### WHAT NEEDS TO BE DONE
Quote, without change, all of the lines that follow.

### Entries taken from a collection
* * * * * * * * *

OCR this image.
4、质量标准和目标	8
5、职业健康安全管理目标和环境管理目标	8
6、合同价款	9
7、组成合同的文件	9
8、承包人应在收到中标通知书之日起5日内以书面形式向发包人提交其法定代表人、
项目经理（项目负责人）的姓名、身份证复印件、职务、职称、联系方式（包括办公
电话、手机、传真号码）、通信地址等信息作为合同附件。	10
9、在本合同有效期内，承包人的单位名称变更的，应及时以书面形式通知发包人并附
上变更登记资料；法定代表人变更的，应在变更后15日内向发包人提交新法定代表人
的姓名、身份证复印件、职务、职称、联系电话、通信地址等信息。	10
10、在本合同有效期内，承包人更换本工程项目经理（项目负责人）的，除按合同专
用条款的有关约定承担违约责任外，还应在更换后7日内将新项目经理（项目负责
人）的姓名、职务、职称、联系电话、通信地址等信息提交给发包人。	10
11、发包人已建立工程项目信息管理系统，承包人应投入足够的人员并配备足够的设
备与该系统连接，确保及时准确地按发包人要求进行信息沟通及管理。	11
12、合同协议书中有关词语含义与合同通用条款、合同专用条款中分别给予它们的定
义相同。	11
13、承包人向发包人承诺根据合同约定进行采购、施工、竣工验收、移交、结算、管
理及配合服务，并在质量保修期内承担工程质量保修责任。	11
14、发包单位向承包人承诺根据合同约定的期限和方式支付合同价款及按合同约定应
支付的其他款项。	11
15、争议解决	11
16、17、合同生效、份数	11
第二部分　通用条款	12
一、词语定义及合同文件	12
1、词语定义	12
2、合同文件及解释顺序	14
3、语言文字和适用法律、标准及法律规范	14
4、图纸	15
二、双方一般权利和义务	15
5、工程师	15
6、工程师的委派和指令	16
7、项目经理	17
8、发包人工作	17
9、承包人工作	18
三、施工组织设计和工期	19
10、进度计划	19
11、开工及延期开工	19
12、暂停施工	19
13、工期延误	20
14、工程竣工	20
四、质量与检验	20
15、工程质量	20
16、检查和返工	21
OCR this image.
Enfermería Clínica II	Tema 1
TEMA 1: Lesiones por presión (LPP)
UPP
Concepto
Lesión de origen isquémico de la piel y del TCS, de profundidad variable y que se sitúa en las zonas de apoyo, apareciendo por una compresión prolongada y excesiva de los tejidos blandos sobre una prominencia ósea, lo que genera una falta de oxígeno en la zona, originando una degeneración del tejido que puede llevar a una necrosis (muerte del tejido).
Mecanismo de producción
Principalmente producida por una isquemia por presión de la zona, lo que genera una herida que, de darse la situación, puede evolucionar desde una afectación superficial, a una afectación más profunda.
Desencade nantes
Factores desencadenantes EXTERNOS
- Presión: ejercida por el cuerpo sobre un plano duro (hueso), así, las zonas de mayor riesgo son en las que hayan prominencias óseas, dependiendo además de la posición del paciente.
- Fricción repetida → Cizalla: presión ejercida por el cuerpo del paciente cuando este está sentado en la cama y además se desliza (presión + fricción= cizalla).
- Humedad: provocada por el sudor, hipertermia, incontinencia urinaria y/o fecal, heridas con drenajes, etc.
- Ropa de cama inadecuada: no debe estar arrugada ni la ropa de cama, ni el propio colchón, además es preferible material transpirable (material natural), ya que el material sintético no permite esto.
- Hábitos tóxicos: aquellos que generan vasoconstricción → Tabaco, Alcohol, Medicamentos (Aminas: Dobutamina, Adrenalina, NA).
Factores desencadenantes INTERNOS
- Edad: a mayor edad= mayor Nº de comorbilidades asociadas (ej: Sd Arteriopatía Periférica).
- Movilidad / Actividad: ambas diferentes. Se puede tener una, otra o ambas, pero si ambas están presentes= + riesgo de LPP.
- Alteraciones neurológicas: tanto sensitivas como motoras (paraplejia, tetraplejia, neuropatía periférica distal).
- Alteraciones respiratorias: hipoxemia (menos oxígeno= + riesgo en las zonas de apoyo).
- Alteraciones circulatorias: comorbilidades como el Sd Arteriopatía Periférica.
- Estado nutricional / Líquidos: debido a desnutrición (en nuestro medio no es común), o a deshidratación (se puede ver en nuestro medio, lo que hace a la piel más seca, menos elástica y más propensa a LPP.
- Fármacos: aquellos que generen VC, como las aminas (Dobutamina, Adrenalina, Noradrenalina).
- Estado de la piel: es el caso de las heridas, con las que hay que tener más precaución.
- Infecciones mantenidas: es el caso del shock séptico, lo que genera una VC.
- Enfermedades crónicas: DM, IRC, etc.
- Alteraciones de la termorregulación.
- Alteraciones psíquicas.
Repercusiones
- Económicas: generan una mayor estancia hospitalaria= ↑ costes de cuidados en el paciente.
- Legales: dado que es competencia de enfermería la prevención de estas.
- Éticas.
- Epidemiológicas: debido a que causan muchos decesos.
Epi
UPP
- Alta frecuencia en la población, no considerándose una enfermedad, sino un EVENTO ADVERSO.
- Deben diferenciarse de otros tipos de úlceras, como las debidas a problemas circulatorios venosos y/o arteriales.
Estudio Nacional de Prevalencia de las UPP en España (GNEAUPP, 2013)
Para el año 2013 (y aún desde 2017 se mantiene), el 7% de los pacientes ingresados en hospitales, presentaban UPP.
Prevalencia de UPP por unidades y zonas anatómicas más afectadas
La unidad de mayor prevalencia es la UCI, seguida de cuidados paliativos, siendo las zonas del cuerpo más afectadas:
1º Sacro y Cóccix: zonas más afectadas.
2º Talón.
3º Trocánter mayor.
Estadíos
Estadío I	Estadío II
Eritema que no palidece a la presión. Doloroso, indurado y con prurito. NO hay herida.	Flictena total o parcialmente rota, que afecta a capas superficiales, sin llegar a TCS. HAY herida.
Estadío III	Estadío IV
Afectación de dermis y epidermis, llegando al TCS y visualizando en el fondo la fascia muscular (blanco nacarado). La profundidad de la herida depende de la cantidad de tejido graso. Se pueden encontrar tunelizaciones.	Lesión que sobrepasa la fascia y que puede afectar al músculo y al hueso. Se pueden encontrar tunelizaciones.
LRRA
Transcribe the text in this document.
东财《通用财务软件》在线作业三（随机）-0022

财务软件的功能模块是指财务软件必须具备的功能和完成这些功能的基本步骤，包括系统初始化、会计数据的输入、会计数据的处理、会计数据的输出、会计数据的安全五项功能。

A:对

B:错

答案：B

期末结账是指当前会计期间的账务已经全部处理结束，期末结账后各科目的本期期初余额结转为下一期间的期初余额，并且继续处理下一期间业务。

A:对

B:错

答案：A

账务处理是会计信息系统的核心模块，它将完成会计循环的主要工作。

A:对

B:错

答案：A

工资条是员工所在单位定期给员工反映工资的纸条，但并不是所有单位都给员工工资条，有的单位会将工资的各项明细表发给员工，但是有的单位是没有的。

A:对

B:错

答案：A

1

* * * * * * * * *

### RESPONSE TO THE TASK
OCR this image.
4、质量标准和目标	8
5、职业健康安全管理目标和环境管理目标	8
6、合同价款	9
7、组成合同的文件	9
8、承包人应在收到中标通知书之日起5日内以书面形式向发包人提交其法定代表人、
项目经理（项目负责人）的姓名、身份证复印件、职务、职称、联系方式（包括办公
电话、手机、传真号码）、通信地址等信息作为合同附件。	10
9、在本合同有效期内，承包人的单位名称变更的，应及时以书面形式通知发包人并附
上变更登记资料；法定代表人变更的，应在变更后15日内向发包人提交新法定代表人
的姓名、身份证复印件、职务、职称、联系电话、通信地址等信息。	10
10、在本合同有效期内，承包人更换本工程项目经理（项目负责人）的，除按合同专
用条款的有关约定承担违约责任外，还应在更换后7日内将新项目经理（项目负责
人）的姓名、职务、职称、联系电话、通信地址等信息提交给发包人。	10
11、发包人已建立工程项目信息管理系统，承包人应投入足够的人员并配备足够的设
备与该系统连接，确保及时准确地按发包人要求进行信息沟通及管理。	11
12、合同协议书中有关词语含义与合同通用条款、合同专用条款中分别给予它们的定
义相同。	11
13、承包人向发包人承诺根据合同约定进行采购、施工、竣工验收、移交、结算、管
理及配合服务，并在质量保修期内承担工程质量保修责任。	11
14、发包单位向承包人承诺根据合同约定的期限和方式支付合同价款及按合同约定应
支付的其他款项。	11
15、争议解决	11
16、17、合同生效、份数	11
第二部分　通用条款	12
一、词语定义及合同文件	12
1、词语定义	12
2、合同文件及解释顺序	14
3、语言文字和适用法律、标准及法律规范	14
4、图纸	15
二、双方一般权利和义务	15
5、工程师	15
6、工程师的委派和指令	16
7、项目经理	17
8、发包人工作	17
9、承包人工作	18
三、施工组织设计和工期	19
10、进度计划	19
11、开工及延期开工	19
12、暂停施工	19
13、工期延误	20
14、工程竣工	20
四、质量与检验	20
15、工程质量	20
16、检查和返工	21
OCR this image.
Enfermería Clínica II	Tema 1
TEMA 1: Lesiones por presión (LPP)
UPP
Concepto
Lesión de origen isquémico de la piel y del TCS, de profundidad variable y que se sitúa en las zonas de apoyo, apareciendo por una compresión prolongada y excesiva de los tejidos blandos sobre una prominencia ósea, lo que genera una falta de oxígeno en la zona, originando una degeneración del tejido que puede llevar a una necrosis (muerte del tejido).
Mecanismo de producción
Principalmente producida por una isquemia por presión de la zona, lo que genera una herida que, de darse la situación, puede evolucionar desde una afectación superficial, a una afectación más profunda.
Desencade nantes
Factores desencadenantes EXTERNOS
- Presión: ejercida por el cuerpo sobre un plano duro (hueso), así, las zonas de mayor riesgo son en las que hayan prominencias óseas, dependiendo además de la posición del paciente.
- Fricción repetida → Cizalla: presión ejercida por el cuerpo del paciente cuando este está sentado en la cama y además se desliza (presión + fricción= cizalla).
- Humedad: provocada por el sudor, hipertermia, incontinencia urinaria y/o fecal, heridas con drenajes, etc.
- Ropa de cama inadecuada: no debe estar arrugada ni la ropa de cama, ni el propio colchón, además es preferible material transpirable (material natural), ya que el material sintético no permite esto.
- Hábitos tóxicos: aquellos que generan vasoconstricción → Tabaco, Alcohol, Medicamentos (Aminas: Dobutamina, Adrenalina, NA).
Factores desencadenantes INTERNOS
- Edad: a mayor edad= mayor Nº de comorbilidades asociadas (ej: Sd Arteriopatía Periférica).
- Movilidad / Actividad: ambas diferentes. Se puede tener una, otra o ambas, pero si ambas están presentes= + riesgo de LPP.
- Alteraciones neurológicas: tanto sensitivas como motoras (paraplejia, tetraplejia, neuropatía periférica distal).
- Alteraciones respiratorias: hipoxemia (menos oxígeno= + riesgo en las zonas de apoyo).
- Alteraciones circulatorias: comorbilidades como el Sd Arteriopatía Periférica.
- Estado nutricional / Líquidos: debido a desnutrición (en nuestro medio no es común), o a deshidratación (se puede ver en nuestro medio, lo que hace a la piel más seca, menos elástica y más propensa a LPP.
- Fármacos: aquellos que generen VC, como las aminas (Dobutamina, Adrenalina, Noradrenalina).
- Estado de la piel: es el caso de las heridas, con las que hay que tener más precaución.
- Infecciones mantenidas: es el caso del shock séptico, lo que genera una VC.
- Enfermedades crónicas: DM, IRC, etc.
- Alteraciones de la termorregulación.
- Alteraciones psíquicas.
Repercusiones
- Económicas: generan una mayor estancia hospitalaria= ↑ costes de cuidados en el paciente.
- Legales: dado que es competencia de enfermería la prevención de estas.
- Éticas.
- Epidemiológicas: debido a que causan muchos decesos.
Epi
UPP
- Alta frecuencia en la población, no considerándose una enfermedad, sino un EVENTO ADVERSO.
- Deben diferenciarse de otros tipos de úlceras, como las debidas a problemas circulatorios venosos y/o arteriales.
Estudio Nacional de Prevalencia de las UPP en España (GNEAUPP, 2013)
Para el año 2013 (y aún desde 2017 se mantiene), el 7% de los pacientes ingresados en hospitales, presentaban UPP.
Prevalencia de UPP por unidades y zonas anatómicas más afectadas
La unidad de mayor prevalencia es la UCI, seguida de cuidados paliativos, siendo las zonas del cuerpo más afectadas:
1º Sacro y Cóccix: zonas más afectadas.
2º Talón.
3º Trocánter mayor.
Estadíos
Estadío I	Estadío II
Eritema que no palidece a la presión. Doloroso, indurado y con prurito. NO hay herida.	Flictena total o parcialmente rota, que afecta a capas superficiales, sin llegar a TCS. HAY herida.
Estadío III	Estadío IV
Afectación de dermis y epidermis, llegando al TCS y visualizando en el fondo la fascia muscular (blanco nacarado). La profundidad de la herida depende de la cantidad de tejido graso. Se pueden encontrar tunelizaciones.	Lesión que sobrepasa la fascia y que puede afectar al músculo y al hueso. Se pueden encontrar tunelizaciones.
LRRA
Transcribe the text in this document.
东财《通用财务软件》在线作业三（随机）-0022

财务软件的功能模块是指财务软件必须具备的功能和完成这些功能的基本步骤，包括系统初始化、会计数据的输入、会计数据的处理、会计数据的输出、会计数据的安全五项功能。

A:对

B:错

答案：B

期末结账是指当前会计期间的账务已经全部处理结束，期末结账后各科目的本期期初余额结转为下一期间的期初余额，并且继续处理下一期间业务。

A:对

B:错

答案：A

账务处理是会计信息系统的核心模块，它将完成会计循环的主要工作。

A:对

B:错

答案：A

工资条是员工所在单位定期给员工反映工资的纸条，但并不是所有单位都给员工工资条，有的单位会将工资的各项明细表发给员工，但是有的单位是没有的。

A:对

B:错

答案：A

1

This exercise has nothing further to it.